小問 1 -
エントリのうち、「x-tick-label: 1980 <box>433 419 469 435</box>」を含む行から「data-point <box>783 177 787 181</box>」を含む行までを、両端の行も含めて書き写すこと。

本文抜粋 -
*-*-*
年末に飛び込んできた、「秘境駅」の写真集企画。
年が明けると、企画はとんとん拍子に進んだ。取り上げる秘境駅は、牛山隆信さんがこれまでに訪問した秘境駅の中からセレクト。牛山さんが思い描く各駅の魅力を伝える写真を、僕と牛山さんで新規に取材して撮り下ろす。写真のキャプションや、コラムなどテキスト類は原則として牛山さんが執筆する。これが基本方針だ。
まもなく、飯田線が最初の取材地に決まった。基本的に撮影は僕が行うものの、意思の疎通を図り、企画のコンセンサスを作るために、編集の江守さん、著者の牛山さんも今回は同行することになった。
手軽な企画では、コンセプトとページ構成、取材物件、締切などを決めたら、後は取材者・著者にお任せ、というケースも多い。だがこの企画では、「どんな本を作るのか」「何を取材し、そこから何を表現するのか」といったコンセプトを、制作に携わる全ての人が共有できるよう最後まで配慮された。「新幹線ガール」、「ローカル線ガールズ」、「すごい駅!」といったヒット企画は、こうした丁寧な制作姿勢から生み出されていたのだ。
さて、取材日程は、まず牛山さんが素案を作り、それに対して僕が取材の都合に合わせて調整する……という方法が採られた。
まもなく牛山さんから送られてきた、2つのプラン。
実に、細かい。
どちらも、取材対象の5つの駅を1日でばっちりまわってしまうプランだった。片方の案は、同じ区間を行ったり来たりすることがなく、「行きを東海道、帰りを中央線経由にすれば、片道きっぷになり○○○○円安くなります」とまで書いてあった。練りに練られたプランは、さすが牛山さんだ。
*-*-*
レイアウトデータセットのエントリ:
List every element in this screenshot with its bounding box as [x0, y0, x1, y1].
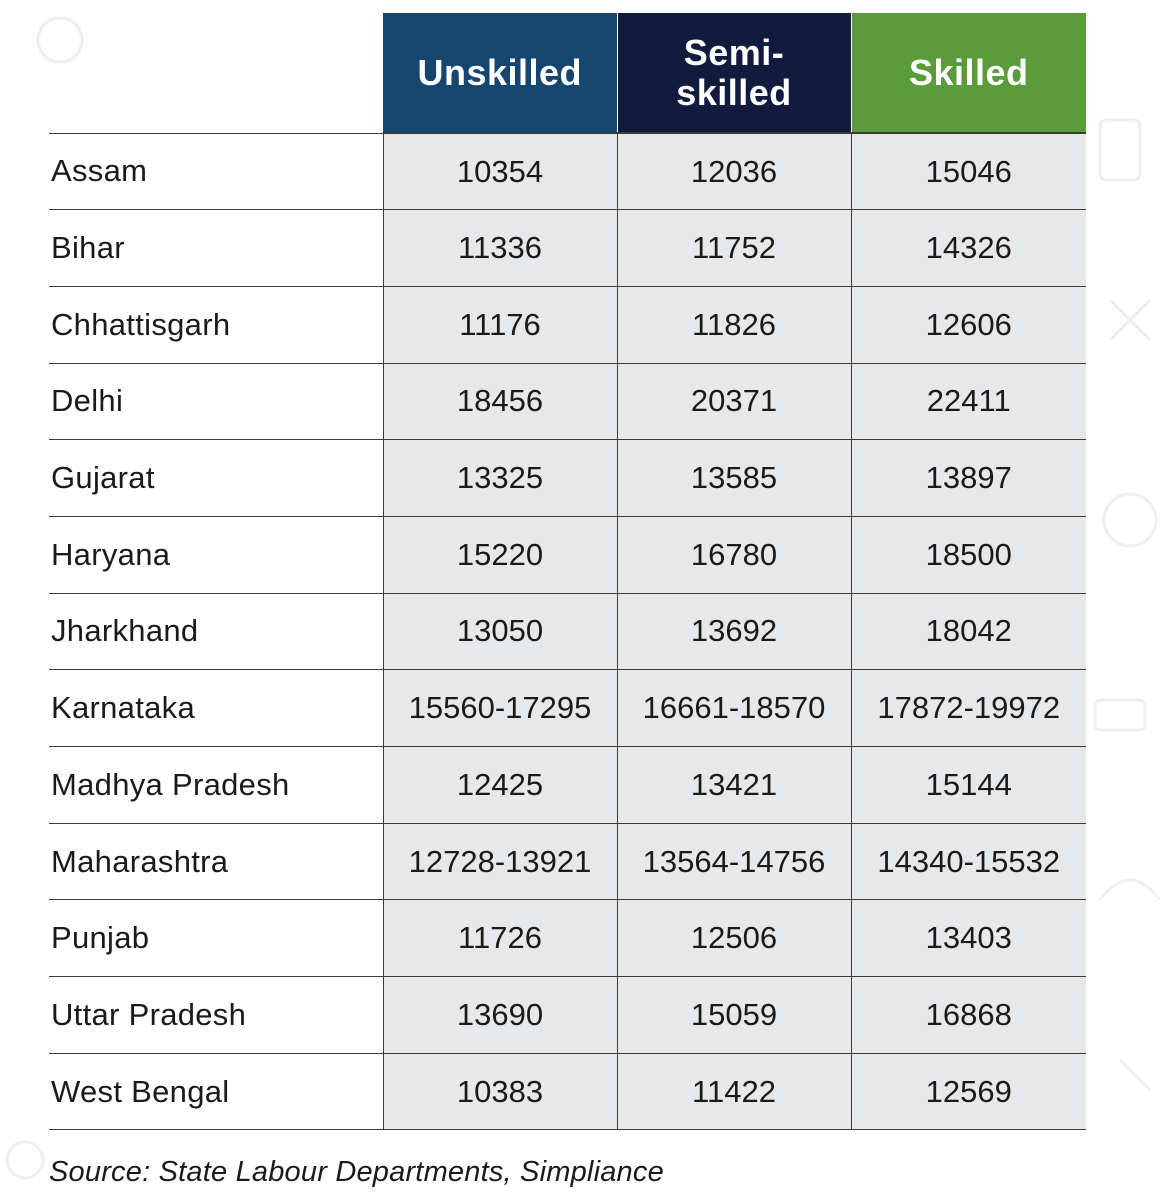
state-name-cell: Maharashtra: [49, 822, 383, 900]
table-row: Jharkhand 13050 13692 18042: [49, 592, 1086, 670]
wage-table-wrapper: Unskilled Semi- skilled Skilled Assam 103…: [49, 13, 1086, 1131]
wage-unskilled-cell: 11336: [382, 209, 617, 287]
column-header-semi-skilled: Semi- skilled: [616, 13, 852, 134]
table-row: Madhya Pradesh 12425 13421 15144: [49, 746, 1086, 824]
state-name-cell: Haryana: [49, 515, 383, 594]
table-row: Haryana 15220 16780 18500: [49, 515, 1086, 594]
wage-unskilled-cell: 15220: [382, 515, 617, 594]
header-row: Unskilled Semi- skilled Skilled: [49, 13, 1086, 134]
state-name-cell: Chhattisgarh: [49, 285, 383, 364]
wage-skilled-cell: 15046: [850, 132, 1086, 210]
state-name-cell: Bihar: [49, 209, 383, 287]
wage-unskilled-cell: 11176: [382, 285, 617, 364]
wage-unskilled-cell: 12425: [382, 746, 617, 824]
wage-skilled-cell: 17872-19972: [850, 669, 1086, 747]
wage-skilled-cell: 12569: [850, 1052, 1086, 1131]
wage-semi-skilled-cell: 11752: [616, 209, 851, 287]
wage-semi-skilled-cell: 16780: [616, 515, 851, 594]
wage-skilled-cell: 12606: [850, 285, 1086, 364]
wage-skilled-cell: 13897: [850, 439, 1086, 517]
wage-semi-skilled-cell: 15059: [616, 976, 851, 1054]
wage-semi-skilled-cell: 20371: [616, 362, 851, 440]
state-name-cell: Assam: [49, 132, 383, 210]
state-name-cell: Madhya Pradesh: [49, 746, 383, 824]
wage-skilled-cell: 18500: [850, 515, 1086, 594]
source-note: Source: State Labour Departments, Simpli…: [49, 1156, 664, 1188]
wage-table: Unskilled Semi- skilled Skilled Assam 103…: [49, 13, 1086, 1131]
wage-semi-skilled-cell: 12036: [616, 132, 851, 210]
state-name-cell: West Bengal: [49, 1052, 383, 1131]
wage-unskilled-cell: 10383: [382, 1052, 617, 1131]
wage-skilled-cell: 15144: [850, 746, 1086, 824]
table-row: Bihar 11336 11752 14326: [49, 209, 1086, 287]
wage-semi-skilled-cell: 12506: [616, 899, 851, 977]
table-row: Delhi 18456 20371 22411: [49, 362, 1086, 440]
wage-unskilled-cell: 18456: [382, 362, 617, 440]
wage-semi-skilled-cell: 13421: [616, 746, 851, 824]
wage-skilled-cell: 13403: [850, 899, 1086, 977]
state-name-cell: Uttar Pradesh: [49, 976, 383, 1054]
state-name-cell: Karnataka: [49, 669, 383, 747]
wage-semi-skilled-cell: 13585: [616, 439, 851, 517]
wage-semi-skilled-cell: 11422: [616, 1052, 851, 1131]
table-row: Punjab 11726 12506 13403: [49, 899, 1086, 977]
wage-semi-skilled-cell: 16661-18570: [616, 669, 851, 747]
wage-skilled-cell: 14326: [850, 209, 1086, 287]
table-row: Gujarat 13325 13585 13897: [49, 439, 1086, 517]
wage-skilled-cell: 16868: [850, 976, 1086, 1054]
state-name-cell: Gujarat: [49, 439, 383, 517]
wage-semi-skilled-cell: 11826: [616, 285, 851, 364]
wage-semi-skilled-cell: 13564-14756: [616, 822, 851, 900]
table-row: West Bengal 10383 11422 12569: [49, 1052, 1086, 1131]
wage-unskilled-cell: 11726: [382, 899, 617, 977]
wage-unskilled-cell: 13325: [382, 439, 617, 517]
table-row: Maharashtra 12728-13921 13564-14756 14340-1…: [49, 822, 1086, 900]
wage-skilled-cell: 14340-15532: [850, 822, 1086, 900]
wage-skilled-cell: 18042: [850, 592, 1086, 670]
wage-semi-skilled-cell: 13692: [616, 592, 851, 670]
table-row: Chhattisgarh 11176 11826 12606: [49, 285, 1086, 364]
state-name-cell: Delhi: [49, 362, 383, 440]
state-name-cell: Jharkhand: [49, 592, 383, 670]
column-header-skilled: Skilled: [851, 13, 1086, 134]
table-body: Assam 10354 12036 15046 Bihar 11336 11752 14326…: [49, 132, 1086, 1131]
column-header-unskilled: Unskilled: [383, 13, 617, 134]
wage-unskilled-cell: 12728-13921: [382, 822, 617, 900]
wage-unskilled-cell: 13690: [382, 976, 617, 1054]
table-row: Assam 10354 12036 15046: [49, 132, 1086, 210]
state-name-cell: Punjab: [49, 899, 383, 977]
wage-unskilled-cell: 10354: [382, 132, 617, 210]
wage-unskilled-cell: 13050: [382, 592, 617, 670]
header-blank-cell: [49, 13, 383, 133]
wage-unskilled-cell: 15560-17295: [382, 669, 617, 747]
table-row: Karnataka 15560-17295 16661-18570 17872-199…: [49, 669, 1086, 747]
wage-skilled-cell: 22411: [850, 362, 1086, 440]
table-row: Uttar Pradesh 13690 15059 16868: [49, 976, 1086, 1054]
*-*-*
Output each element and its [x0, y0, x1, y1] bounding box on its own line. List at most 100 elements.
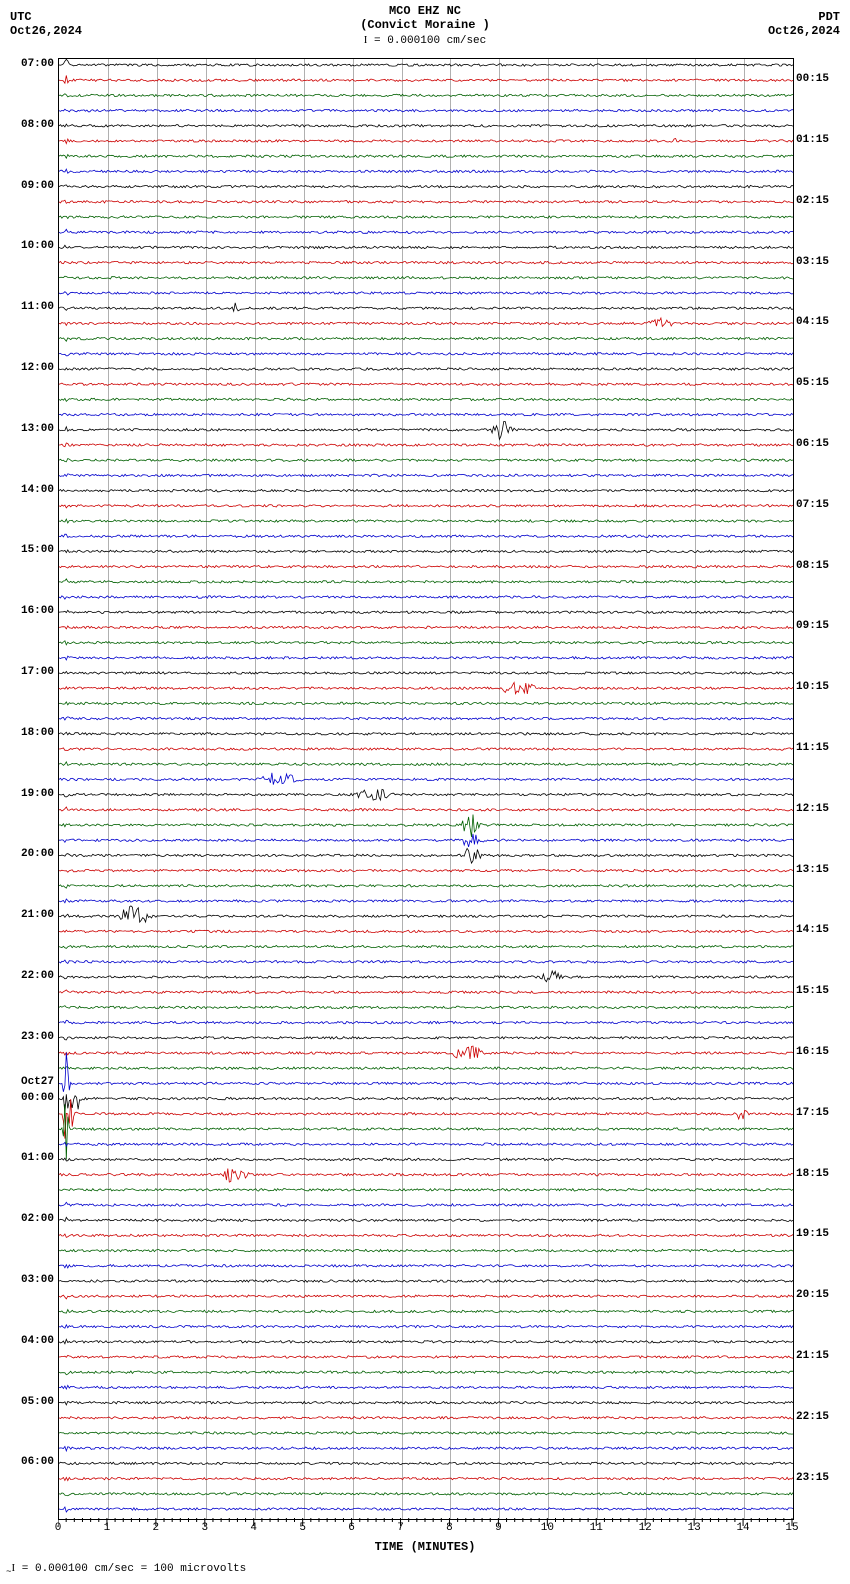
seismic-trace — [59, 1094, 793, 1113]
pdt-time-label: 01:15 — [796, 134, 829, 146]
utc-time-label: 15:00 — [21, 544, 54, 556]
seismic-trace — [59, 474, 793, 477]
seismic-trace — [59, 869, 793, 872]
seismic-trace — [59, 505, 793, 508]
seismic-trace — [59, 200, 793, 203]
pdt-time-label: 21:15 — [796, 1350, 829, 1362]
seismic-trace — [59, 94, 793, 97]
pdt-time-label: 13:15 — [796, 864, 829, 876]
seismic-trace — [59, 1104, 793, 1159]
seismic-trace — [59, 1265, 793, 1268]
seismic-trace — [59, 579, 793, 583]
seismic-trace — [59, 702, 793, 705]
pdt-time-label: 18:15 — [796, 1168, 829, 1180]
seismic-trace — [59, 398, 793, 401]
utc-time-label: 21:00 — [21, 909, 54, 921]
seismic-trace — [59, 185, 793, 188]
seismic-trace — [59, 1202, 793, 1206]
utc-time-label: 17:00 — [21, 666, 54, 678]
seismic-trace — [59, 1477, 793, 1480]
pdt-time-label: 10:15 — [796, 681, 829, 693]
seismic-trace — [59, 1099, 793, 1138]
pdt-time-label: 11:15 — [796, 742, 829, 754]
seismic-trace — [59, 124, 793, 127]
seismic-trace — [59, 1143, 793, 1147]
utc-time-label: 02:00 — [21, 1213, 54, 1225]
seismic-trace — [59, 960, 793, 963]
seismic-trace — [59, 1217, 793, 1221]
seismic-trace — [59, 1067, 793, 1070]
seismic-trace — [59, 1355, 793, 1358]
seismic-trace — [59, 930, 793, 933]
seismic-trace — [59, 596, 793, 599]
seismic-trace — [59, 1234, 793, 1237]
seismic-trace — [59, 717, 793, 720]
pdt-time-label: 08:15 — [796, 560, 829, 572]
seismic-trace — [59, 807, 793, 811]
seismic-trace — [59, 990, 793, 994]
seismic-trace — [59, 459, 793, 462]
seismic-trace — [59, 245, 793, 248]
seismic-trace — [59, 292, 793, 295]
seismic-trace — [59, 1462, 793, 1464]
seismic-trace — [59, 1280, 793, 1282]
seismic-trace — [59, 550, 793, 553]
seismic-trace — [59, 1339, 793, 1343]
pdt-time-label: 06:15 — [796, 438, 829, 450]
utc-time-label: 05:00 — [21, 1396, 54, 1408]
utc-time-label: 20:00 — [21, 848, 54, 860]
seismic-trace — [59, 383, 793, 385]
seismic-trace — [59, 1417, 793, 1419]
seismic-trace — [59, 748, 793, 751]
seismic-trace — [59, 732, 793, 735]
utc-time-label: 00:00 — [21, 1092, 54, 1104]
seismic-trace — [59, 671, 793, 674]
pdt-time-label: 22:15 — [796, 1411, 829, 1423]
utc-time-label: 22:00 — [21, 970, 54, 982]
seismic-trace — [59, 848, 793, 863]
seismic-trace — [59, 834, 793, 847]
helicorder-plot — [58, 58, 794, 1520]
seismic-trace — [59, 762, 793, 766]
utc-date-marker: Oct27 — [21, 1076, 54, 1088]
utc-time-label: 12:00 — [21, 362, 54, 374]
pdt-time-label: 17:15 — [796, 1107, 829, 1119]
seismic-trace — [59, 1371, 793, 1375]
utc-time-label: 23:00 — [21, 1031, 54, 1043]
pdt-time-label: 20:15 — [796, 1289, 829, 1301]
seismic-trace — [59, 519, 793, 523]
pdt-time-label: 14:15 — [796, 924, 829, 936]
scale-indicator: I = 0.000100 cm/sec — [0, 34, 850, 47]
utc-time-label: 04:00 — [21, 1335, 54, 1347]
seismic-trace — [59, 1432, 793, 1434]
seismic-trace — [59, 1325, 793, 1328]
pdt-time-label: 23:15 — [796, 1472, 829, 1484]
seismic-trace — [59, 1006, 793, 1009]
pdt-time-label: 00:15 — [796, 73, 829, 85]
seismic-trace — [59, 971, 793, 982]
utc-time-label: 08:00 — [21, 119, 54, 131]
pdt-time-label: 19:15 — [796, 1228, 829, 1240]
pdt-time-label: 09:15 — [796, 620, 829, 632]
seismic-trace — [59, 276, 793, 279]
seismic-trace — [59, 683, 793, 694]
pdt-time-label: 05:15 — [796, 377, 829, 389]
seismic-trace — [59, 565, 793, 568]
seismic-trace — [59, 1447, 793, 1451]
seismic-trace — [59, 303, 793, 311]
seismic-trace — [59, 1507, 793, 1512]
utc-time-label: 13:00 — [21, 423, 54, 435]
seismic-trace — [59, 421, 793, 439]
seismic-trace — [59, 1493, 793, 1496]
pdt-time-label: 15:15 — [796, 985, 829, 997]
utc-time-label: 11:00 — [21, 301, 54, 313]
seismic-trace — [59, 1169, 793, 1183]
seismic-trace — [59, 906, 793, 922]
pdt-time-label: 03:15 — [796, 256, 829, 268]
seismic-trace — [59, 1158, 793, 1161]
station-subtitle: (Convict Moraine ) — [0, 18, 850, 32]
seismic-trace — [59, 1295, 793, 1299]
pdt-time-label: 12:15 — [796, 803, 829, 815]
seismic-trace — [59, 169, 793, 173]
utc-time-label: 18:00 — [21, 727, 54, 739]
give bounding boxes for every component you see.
*-*-*
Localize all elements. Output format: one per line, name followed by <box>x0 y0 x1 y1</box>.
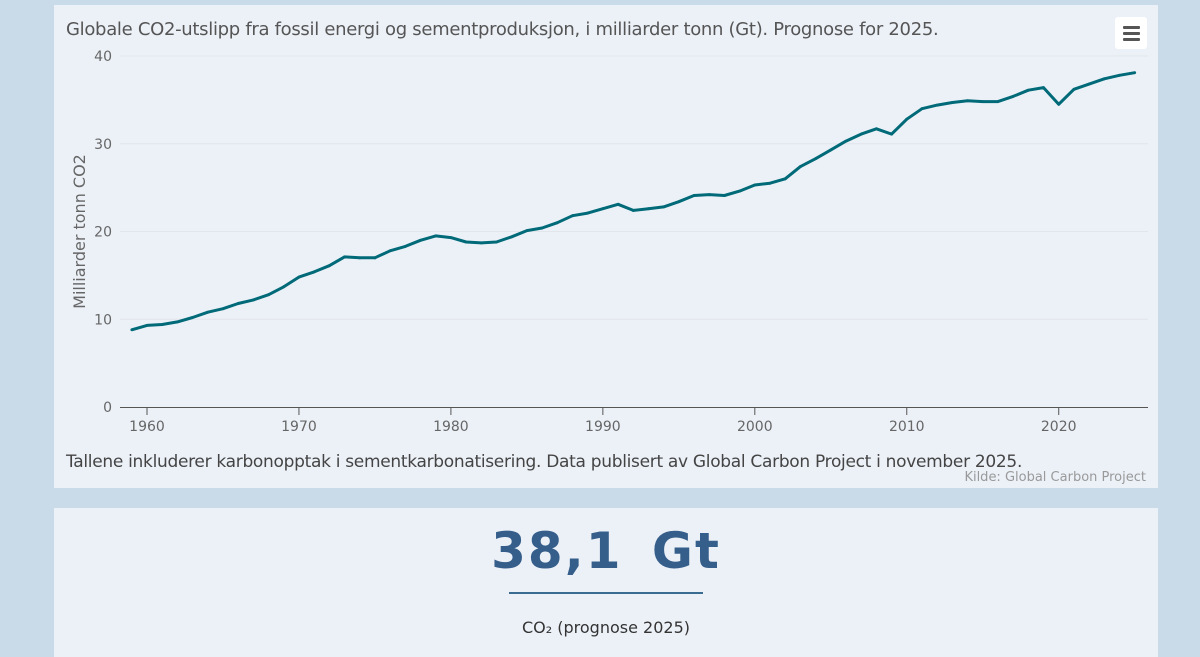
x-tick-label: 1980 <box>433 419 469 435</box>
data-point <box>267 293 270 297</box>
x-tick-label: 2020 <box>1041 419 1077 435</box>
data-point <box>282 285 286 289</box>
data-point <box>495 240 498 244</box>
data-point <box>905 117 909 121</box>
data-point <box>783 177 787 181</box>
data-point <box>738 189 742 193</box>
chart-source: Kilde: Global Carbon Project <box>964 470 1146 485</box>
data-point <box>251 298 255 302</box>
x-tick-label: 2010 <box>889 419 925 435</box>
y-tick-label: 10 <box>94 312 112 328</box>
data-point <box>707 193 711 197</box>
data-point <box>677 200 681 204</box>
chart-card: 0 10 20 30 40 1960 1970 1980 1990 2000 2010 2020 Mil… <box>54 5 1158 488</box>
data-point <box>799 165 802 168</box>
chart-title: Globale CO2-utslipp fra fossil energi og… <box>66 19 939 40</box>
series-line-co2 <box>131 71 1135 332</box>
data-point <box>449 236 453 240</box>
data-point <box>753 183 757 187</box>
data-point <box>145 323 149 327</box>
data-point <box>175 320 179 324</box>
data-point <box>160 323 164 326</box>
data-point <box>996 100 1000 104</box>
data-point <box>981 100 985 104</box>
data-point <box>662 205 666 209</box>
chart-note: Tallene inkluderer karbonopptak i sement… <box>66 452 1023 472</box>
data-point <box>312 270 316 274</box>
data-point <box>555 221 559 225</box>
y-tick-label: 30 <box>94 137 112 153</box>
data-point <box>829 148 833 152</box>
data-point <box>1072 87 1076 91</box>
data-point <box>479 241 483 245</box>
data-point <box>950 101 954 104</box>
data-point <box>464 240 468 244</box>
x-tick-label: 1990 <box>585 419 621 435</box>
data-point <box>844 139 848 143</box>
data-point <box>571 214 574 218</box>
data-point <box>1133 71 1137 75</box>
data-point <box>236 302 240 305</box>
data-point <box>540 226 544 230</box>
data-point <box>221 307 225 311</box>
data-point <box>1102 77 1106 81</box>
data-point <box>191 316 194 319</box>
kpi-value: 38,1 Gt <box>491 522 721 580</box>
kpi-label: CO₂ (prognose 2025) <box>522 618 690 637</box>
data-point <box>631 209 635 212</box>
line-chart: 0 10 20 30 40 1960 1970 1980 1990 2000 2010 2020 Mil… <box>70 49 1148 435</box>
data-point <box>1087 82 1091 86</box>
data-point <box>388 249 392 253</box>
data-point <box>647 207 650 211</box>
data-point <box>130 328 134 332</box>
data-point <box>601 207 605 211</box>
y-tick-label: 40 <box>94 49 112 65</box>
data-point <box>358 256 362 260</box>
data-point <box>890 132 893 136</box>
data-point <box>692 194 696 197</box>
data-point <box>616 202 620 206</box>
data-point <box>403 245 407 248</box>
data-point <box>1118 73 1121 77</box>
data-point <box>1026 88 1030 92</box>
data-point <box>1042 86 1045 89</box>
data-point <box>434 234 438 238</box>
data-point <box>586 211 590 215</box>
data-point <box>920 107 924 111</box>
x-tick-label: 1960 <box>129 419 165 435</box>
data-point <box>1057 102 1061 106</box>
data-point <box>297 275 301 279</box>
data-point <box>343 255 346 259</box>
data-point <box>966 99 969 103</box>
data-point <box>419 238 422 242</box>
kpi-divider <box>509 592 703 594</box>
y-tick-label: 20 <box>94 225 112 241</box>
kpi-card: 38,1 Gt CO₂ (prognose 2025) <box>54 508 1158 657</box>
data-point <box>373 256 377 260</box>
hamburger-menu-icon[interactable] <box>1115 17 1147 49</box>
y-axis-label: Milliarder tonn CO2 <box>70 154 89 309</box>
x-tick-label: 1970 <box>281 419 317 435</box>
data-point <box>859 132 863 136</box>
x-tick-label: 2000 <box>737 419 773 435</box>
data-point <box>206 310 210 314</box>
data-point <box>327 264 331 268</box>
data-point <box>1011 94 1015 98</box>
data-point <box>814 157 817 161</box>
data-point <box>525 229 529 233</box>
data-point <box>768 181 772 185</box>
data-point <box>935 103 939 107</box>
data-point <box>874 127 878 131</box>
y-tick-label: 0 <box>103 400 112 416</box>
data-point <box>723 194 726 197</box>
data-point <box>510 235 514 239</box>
*-*-*
小問 2 -
本文抜粋の「年が明けると、企画はとんとん」から「まもなく牛山さんから送られてきた、2つのプラン。」までを、一字一句変えずに書き出すこと。

解答例 1 -
x-tick-label: 1980 <box>433 419 469 435</box>
data-point <box>267 293 270 297</box>
x-tick-label: 2020 <box>1041 419 1077 435</box>
data-point <box>282 285 286 289</box>
data-point <box>495 240 498 244</box>
data-point <box>905 117 909 121</box>
data-point <box>783 177 787 181</box>

解答例 2 -
年が明けると、企画はとんとん拍子に進んだ。取り上げる秘境駅は、牛山隆信さんがこれまでに訪問した秘境駅の中からセレクト。牛山さんが思い描く各駅の魅力を伝える写真を、僕と牛山さんで新規に取材して撮り下ろす。写真のキャプションや、コラムなどテキスト類は原則として牛山さんが執筆する。これが基本方針だ。
まもなく、飯田線が最初の取材地に決まった。基本的に撮影は僕が行うものの、意思の疎通を図り、企画のコンセンサスを作るために、編集の江守さん、著者の牛山さんも今回は同行することになった。
手軽な企画では、コンセプトとページ構成、取材物件、締切などを決めたら、後は取材者・著者にお任せ、というケースも多い。だがこの企画では、「どんな本を作るのか」「何を取材し、そこから何を表現するのか」といったコンセプトを、制作に携わる全ての人が共有できるよう最後まで配慮された。「新幹線ガール」、「ローカル線ガールズ」、「すごい駅!」といったヒット企画は、こうした丁寧な制作姿勢から生み出されていたのだ。
さて、取材日程は、まず牛山さんが素案を作り、それに対して僕が取材の都合に合わせて調整する……という方法が採られた。
まもなく牛山さんから送られてきた、2つのプラン。